▸ **EXERCISE TASK 1**: In the records, please swap "sunburst-ray" for "sunburst-beam" starting with the first line and going on through the line with "growth-stage-tick-label: Planting —", keeping everything else the same, and return only those lines.

▸ **DOCUMENT SEGMENT**:
================================

With all that said, an incredibly important seed was planted in me. My parents sent me off to a Christian sports camp. This was really the first time I felt like I connected to God. I loved the people there. I received so much love. I got a lot of one on one attention from my counselors and met many kids just like me. I connected to the sports aspect. At the time, sports was really my identity or at least the only thing I thrived in. I heard about God there from people who I built relationships with and finally a seed was planted in me. I believed in God and felt His love.
Of course like many people's experience at camps, that feeling of connection with God often leaves quickly when you get into the real world. I would come back and start my destructive lifestyle all over again. In my high school years I was hurting pretty bad. I was so depressed, I could feel myself slipping into a dark place. I started to feel desperate. I couldn't take this lifestyle any longer. After a party one night, I actually went home early, went into my room and just started weeping and crying out to God! I missed the God I had felt at this sports camp. I cried and cried and then I felt so much hope. That next morning, I felt like I had made a life change. Now what??? I didn't know what to do. I didn't know who to turn to. I sure wasn't going to go to church, so I tried to get connected to a school ministry. The leaders there told me they were pretty shocked to see me show up to a basketball pick up game at a house where this ministry was happening. They always joke with me that I was always on their prayer list but they were afraid to approach me. I guess you could say that I was pretty notorious for getting in big trouble in this community, so I understand their surprised reaction when I showed up. I made some great friendships there and made some head way with God, but like so many people I would fall away when temptation came. But I kept coming back, but as high school ended, so did this ministry experience.

================================

▸ **EXERCISE TASK 2**: Write out the passage from the personal account starting with "With all that" and going on through "felt His love.".

▸ **DATASET**:
================================

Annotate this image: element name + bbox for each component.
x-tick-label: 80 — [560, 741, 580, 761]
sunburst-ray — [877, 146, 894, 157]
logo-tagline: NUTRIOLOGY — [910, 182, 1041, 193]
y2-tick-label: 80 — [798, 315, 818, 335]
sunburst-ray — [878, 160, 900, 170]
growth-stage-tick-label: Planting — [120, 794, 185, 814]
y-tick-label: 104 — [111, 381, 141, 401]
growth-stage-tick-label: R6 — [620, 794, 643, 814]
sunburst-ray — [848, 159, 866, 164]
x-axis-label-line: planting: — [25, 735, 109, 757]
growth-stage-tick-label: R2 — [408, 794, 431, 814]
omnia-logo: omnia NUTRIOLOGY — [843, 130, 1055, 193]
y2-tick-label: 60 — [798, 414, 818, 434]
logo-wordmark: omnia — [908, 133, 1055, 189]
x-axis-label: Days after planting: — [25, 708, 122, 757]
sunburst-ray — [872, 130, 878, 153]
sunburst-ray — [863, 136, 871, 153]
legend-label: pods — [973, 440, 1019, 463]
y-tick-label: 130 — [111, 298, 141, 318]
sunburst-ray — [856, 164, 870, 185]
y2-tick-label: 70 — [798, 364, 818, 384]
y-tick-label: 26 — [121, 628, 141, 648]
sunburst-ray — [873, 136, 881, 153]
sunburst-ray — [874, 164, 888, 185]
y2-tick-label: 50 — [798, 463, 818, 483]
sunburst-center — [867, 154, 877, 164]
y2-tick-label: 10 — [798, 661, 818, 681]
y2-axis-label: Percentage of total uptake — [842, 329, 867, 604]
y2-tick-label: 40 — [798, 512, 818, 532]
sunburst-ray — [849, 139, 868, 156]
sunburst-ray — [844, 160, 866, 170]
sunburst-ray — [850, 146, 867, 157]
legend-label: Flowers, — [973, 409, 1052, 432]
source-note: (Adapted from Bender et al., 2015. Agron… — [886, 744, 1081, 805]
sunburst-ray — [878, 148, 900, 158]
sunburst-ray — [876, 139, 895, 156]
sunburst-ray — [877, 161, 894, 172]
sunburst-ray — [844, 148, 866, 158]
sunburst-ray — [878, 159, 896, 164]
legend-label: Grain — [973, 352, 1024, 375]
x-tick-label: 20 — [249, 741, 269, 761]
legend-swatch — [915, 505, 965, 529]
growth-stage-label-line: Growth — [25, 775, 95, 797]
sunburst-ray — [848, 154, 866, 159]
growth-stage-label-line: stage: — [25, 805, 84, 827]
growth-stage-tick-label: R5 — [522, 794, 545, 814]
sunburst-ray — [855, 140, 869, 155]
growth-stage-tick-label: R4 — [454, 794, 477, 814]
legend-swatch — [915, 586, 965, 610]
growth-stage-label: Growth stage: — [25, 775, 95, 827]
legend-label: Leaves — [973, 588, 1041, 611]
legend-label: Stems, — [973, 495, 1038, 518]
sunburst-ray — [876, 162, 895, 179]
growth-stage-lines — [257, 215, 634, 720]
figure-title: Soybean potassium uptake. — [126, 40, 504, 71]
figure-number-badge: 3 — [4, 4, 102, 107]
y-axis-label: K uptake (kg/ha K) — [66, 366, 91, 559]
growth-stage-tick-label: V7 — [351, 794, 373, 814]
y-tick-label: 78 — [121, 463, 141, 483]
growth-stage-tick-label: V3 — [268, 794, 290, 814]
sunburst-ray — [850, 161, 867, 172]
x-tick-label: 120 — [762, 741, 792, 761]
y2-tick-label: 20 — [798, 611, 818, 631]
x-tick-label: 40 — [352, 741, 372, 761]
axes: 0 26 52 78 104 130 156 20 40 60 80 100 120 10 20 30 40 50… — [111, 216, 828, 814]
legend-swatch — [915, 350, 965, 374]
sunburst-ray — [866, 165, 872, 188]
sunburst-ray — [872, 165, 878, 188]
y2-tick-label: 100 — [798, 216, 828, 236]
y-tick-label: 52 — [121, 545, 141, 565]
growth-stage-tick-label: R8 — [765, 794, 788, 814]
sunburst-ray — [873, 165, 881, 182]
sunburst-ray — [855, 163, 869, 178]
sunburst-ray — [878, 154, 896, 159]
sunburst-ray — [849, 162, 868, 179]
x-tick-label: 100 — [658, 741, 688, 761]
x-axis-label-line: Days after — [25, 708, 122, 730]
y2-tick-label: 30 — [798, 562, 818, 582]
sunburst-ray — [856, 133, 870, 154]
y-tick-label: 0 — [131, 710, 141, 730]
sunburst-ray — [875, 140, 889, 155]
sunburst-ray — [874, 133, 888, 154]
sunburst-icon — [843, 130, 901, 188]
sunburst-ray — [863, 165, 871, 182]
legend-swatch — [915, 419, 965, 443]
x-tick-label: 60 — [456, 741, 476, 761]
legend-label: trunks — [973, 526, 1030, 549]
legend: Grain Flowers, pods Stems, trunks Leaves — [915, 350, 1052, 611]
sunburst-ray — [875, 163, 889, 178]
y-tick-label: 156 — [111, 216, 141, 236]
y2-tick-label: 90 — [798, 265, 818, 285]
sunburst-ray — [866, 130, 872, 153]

================================

▸ **COMPLETE OUTPUT 1**:
Annotate this image: element name + bbox for each component.
x-tick-label: 80 — [560, 741, 580, 761]
sunburst-beam — [877, 146, 894, 157]
logo-tagline: NUTRIOLOGY — [910, 182, 1041, 193]
y2-tick-label: 80 — [798, 315, 818, 335]
sunburst-beam — [878, 160, 900, 170]
growth-stage-tick-label: Planting — [120, 794, 185, 814]

▸ **COMPLETE OUTPUT 2**:
With all that said, an incredibly important seed was planted in me. My parents sent me off to a Christian sports camp. This was really the first time I felt like I connected to God. I loved the people there. I received so much love. I got a lot of one on one attention from my counselors and met many kids just like me. I connected to the sports aspect. At the time, sports was really my identity or at least the only thing I thrived in. I heard about God there from people who I built relationships with and finally a seed was planted in me. I believed in God and felt His love.